--- Task brief ---
Reproduce, word for word, the span of lines starting at the line holding "Serialize everything readable" and ending at the line holding "Give me the". Omit every picture.

--- Dataset records ---
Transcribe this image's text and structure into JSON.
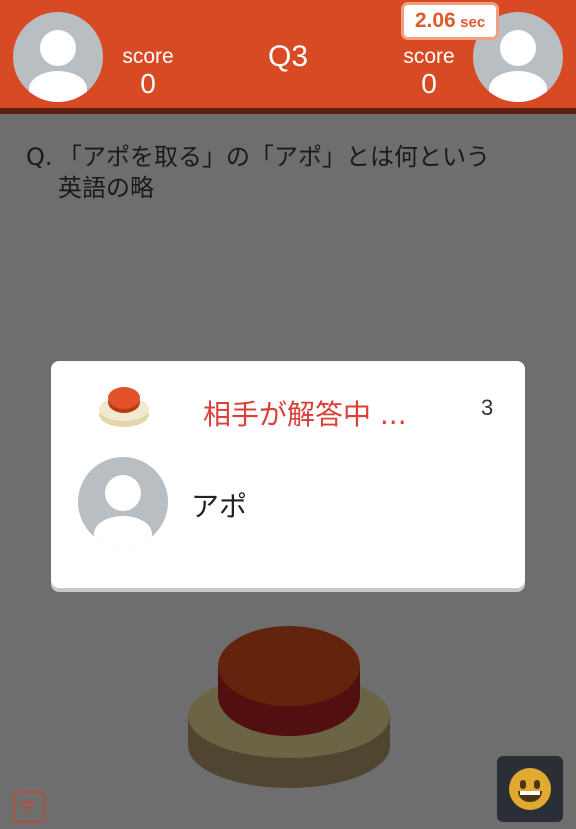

==

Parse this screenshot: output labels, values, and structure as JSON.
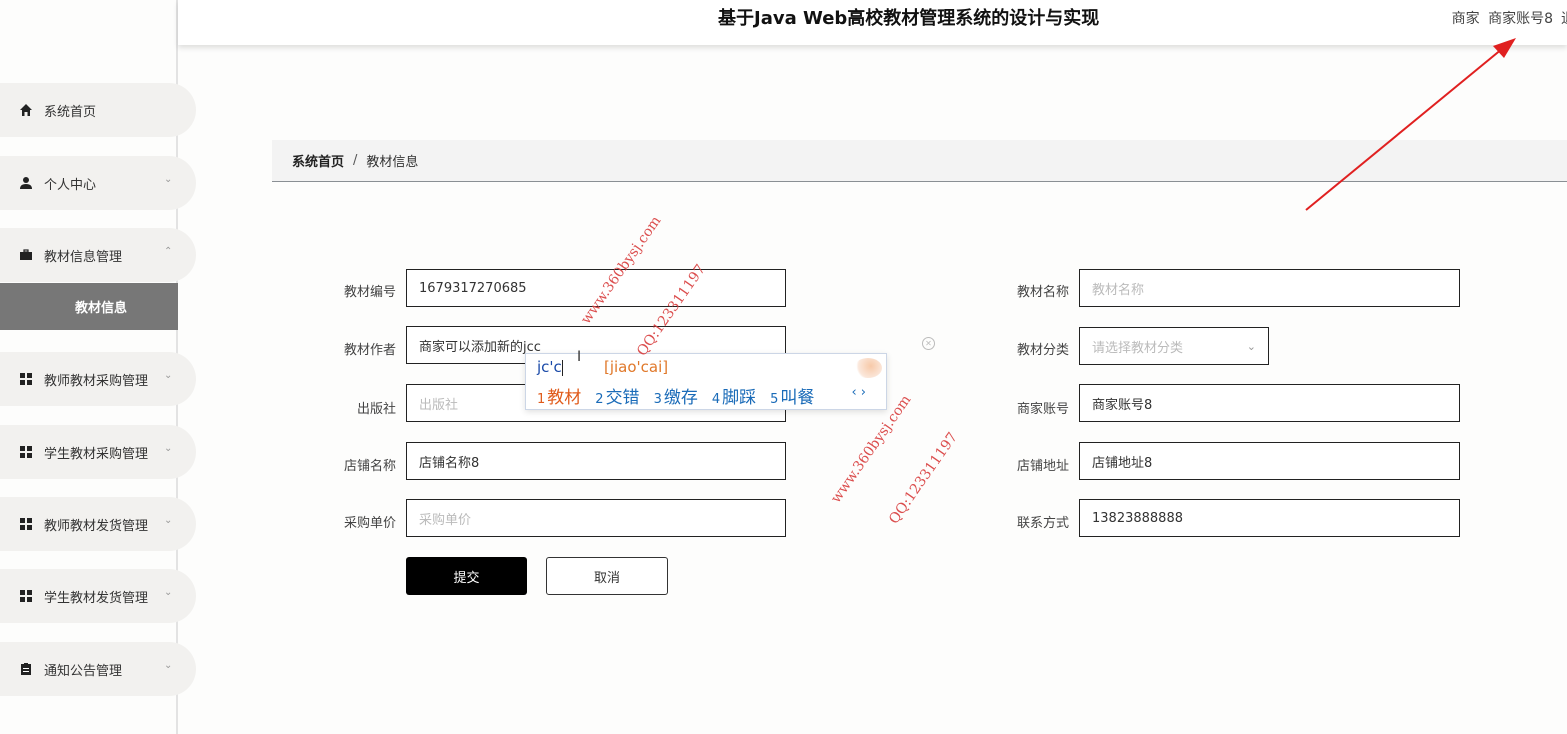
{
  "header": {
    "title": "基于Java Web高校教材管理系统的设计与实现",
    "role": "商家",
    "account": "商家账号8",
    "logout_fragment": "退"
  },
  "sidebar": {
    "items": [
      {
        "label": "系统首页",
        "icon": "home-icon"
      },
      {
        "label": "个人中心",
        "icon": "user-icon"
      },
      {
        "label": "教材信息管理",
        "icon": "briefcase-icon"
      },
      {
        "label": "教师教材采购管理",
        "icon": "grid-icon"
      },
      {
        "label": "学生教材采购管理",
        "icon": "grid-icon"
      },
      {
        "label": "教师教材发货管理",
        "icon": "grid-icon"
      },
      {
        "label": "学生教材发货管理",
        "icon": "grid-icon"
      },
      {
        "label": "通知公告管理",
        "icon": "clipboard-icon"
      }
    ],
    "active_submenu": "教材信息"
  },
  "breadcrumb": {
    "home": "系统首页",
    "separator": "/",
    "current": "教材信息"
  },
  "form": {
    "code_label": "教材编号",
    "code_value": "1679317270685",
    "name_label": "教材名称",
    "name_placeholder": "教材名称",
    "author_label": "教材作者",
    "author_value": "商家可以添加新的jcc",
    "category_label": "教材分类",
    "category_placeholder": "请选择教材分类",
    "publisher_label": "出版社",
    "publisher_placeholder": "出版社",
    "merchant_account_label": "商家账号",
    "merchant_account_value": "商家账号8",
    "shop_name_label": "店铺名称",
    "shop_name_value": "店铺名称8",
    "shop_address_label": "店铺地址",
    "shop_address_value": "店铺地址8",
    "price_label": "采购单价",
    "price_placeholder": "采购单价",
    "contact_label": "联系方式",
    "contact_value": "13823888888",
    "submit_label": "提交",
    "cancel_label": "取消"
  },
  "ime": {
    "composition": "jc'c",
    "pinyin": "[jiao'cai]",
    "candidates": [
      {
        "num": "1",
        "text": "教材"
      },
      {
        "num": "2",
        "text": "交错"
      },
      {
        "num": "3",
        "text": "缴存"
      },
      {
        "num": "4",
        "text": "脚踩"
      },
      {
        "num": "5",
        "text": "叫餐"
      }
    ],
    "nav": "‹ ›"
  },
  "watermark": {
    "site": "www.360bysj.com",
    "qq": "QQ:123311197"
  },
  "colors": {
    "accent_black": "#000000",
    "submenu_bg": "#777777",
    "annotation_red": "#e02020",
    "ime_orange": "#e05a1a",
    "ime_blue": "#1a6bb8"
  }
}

* * *

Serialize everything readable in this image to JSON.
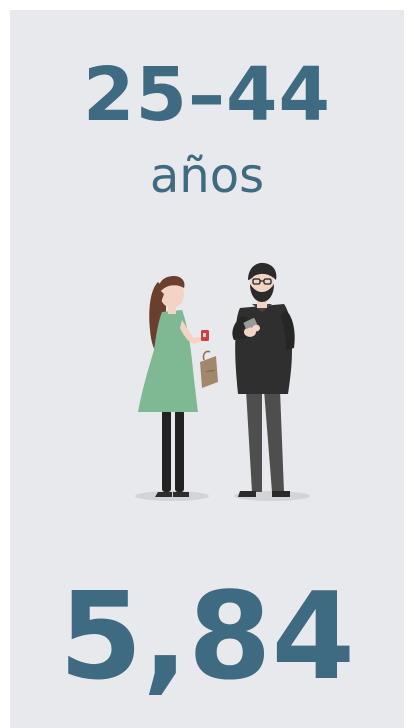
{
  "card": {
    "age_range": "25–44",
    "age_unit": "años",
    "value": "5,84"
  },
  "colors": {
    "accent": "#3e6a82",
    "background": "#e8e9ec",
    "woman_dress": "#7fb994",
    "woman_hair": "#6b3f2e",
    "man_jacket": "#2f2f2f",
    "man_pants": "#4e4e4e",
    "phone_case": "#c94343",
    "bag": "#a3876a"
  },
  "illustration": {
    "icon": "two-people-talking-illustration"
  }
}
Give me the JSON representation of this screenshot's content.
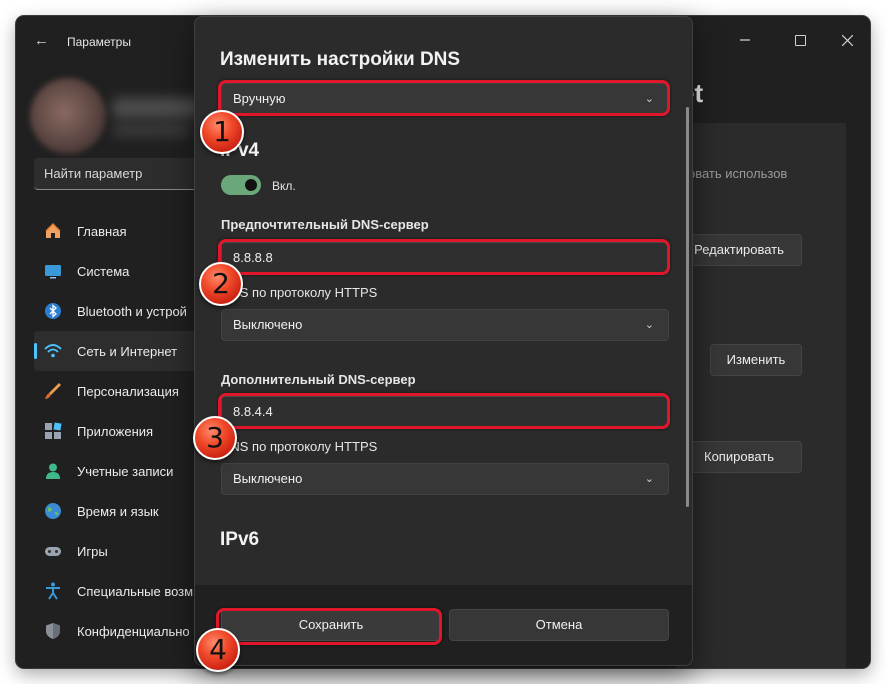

--- The answer ---
Serialize everything readable in this image to JSON.
{
  "card": {
    "age_range": "25–44",
    "age_unit": "años",
    "value": "5,84"
  },
  "colors": {
    "accent": "#3e6a82",
    "background": "#e8e9ec",
    "woman_dress": "#7fb994",
    "woman_hair": "#6b3f2e",
    "man_jacket": "#2f2f2f",
    "man_pants": "#4e4e4e",
    "phone_case": "#c94343",
    "bag": "#a3876a"
  },
  "illustration": {
    "icon": "two-people-talking-illustration"
  }
}
Give me the JSON representation of this screenshot's content.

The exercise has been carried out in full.